* WHAT IS BEING ASKED *
Repeat the records below exactly, leaving out every picture.

* PROVIDED RECORDS *
::::

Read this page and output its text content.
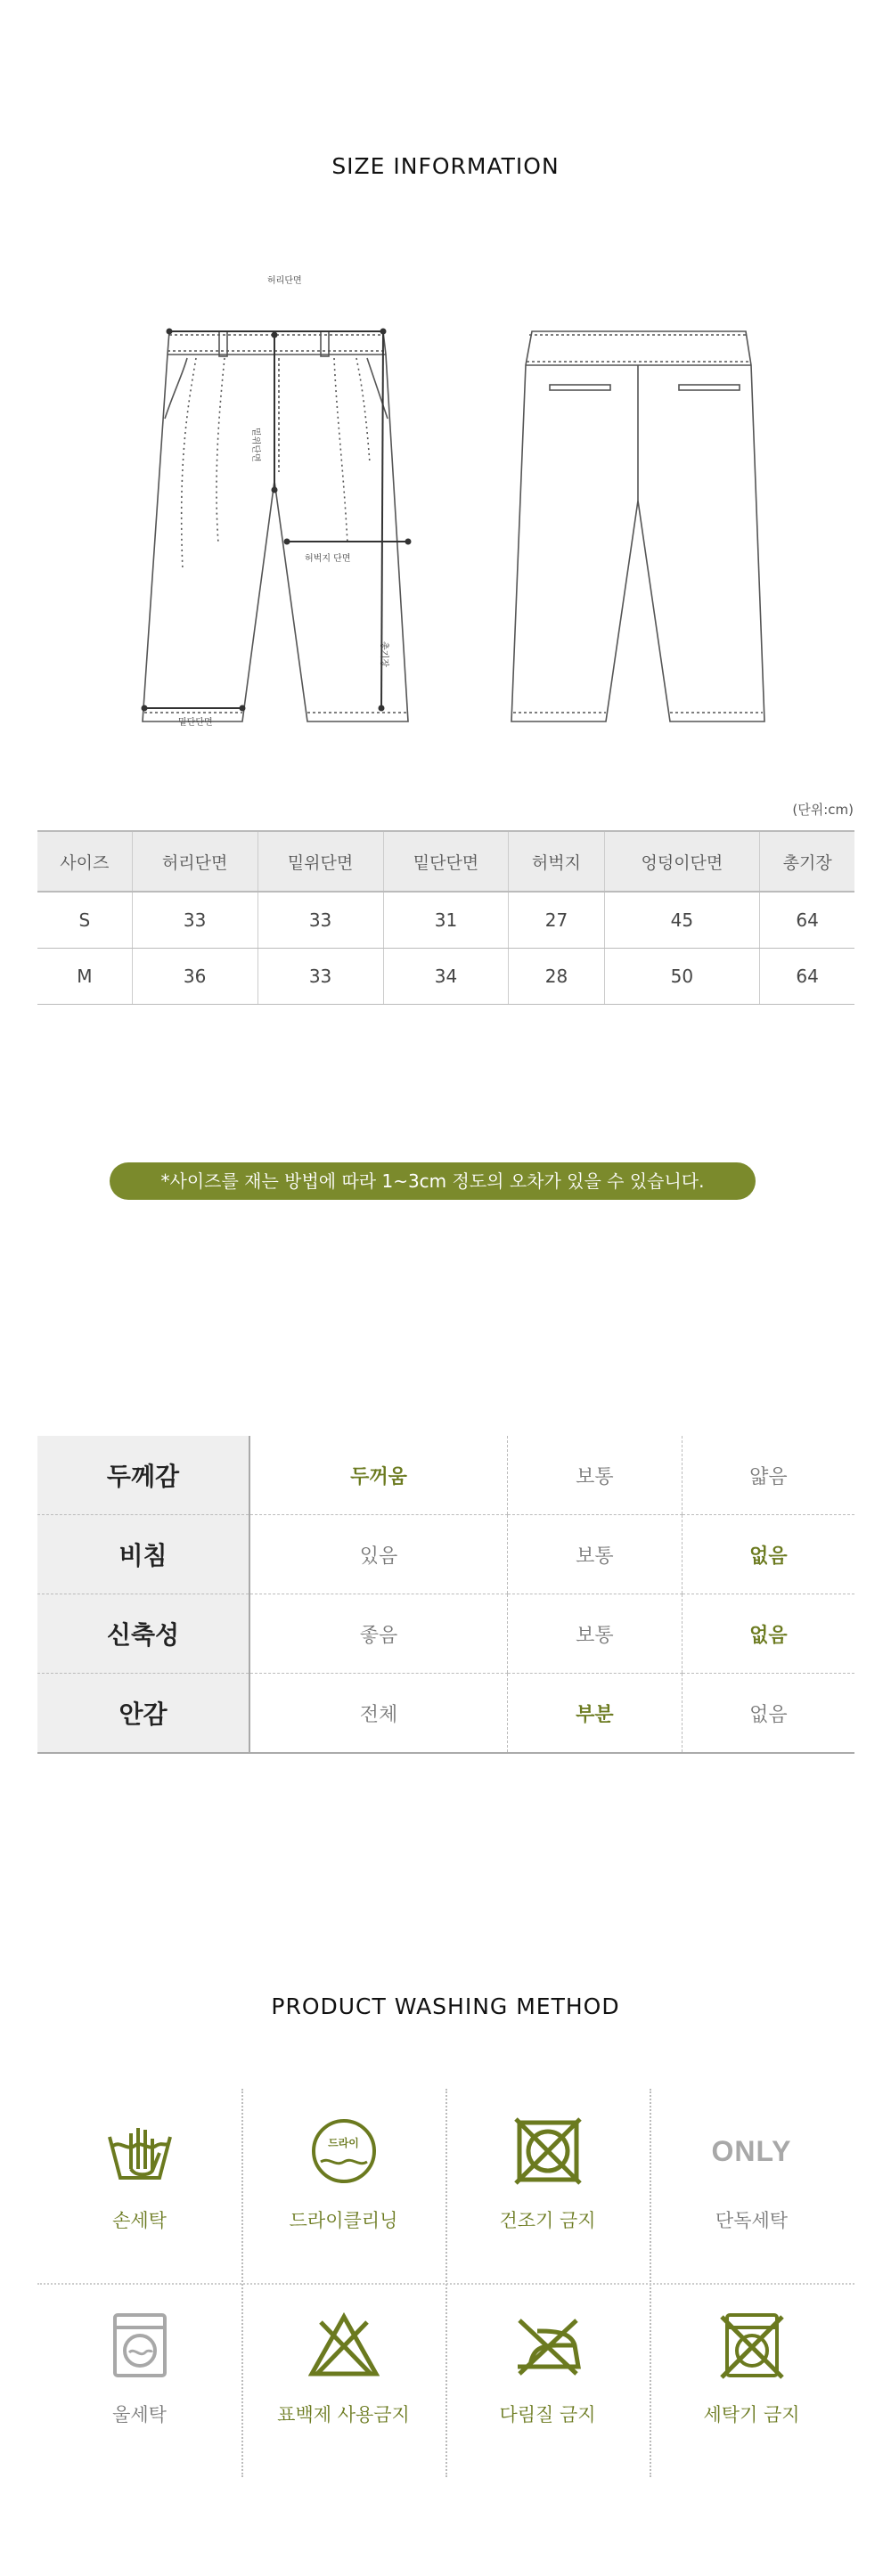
SIZE INFORMATION
허리단면
밑위단면
허벅지 단면
총기장
밑단단면
(단위:cm)
사이즈	허리단면	밑위단면	밑단단면	허벅지	엉덩이단면	총기장
S	33	33	31	27	45	64
M	36	33	34	28	50	64
*사이즈를 재는 방법에 따라 1~3cm 정도의 오차가 있을 수 있습니다.
두께감	두꺼움	보통	얇음
비침	있음	보통	없음
신축성	좋음	보통	없음
안감	전체	부분	없음
PRODUCT WASHING METHOD
손세탁
드라이
드라이클리닝	건조기 금지
ONLY
단독세탁
울세탁	표백제 사용금지	다림질 금지	세탁기 금지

::::

* ANSWER TO THIS PROBLEM *
Read this page and output its text content.
SIZE INFORMATION
허리단면
밑위단면
허벅지 단면
총기장
밑단단면
(단위:cm)
사이즈	허리단면	밑위단면	밑단단면	허벅지	엉덩이단면	총기장
S	33	33	31	27	45	64
M	36	33	34	28	50	64
*사이즈를 재는 방법에 따라 1~3cm 정도의 오차가 있을 수 있습니다.
두께감	두꺼움	보통	얇음
비침	있음	보통	없음
신축성	좋음	보통	없음
안감	전체	부분	없음
PRODUCT WASHING METHOD
손세탁
드라이
드라이클리닝	건조기 금지
ONLY
단독세탁
울세탁	표백제 사용금지	다림질 금지	세탁기 금지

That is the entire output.